## [WHAT THE TASK REQUIRES]
Check every line below for the word "сертификации" and copy the ones that have it.

──────── PROVIDED RECORDS ────────

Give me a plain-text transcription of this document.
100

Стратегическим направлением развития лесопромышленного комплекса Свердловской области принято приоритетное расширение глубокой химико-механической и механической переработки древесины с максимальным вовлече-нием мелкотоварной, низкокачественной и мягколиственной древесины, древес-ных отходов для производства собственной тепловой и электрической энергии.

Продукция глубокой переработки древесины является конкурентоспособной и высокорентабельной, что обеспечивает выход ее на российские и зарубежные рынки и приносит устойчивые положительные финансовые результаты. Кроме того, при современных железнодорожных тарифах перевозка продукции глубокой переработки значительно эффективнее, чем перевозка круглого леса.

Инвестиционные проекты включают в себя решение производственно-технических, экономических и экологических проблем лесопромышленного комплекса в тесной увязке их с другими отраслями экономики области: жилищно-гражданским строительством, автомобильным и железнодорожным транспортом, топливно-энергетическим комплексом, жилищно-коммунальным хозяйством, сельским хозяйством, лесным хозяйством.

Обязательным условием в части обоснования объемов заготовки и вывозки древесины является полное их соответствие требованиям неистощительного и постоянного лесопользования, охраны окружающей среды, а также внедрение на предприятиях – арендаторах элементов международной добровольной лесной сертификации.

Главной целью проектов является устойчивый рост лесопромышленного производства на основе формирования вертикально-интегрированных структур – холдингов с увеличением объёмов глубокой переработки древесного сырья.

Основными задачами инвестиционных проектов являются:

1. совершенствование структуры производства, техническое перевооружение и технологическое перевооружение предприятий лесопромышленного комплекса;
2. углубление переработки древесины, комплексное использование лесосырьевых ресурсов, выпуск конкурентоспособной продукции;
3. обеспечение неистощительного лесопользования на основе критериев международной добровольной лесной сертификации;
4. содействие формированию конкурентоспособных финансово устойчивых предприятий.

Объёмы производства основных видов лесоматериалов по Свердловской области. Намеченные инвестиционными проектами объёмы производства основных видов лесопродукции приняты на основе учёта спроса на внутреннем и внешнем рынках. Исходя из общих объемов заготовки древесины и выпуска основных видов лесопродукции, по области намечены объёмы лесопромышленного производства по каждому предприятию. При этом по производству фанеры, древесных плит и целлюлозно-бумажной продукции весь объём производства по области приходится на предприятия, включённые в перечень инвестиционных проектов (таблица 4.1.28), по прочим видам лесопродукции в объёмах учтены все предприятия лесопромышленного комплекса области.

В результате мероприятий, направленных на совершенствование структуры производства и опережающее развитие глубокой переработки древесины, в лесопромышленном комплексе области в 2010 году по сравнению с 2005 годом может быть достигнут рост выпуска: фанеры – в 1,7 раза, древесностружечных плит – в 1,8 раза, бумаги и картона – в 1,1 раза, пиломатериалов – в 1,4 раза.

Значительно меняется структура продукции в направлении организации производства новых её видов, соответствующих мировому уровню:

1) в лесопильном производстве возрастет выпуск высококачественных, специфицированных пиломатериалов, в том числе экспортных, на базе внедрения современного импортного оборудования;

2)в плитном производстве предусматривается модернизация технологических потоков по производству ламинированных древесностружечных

────────

## [THE REPLY]
Обязательным условием в части обоснования объемов заготовки и вывозки древесины является полное их соответствие требованиям неистощительного и постоянного лесопользования, охраны окружающей среды, а также внедрение на предприятиях – арендаторах элементов международной добровольной лесной сертификации.
3. обеспечение неистощительного лесопользования на основе критериев международной добровольной лесной сертификации;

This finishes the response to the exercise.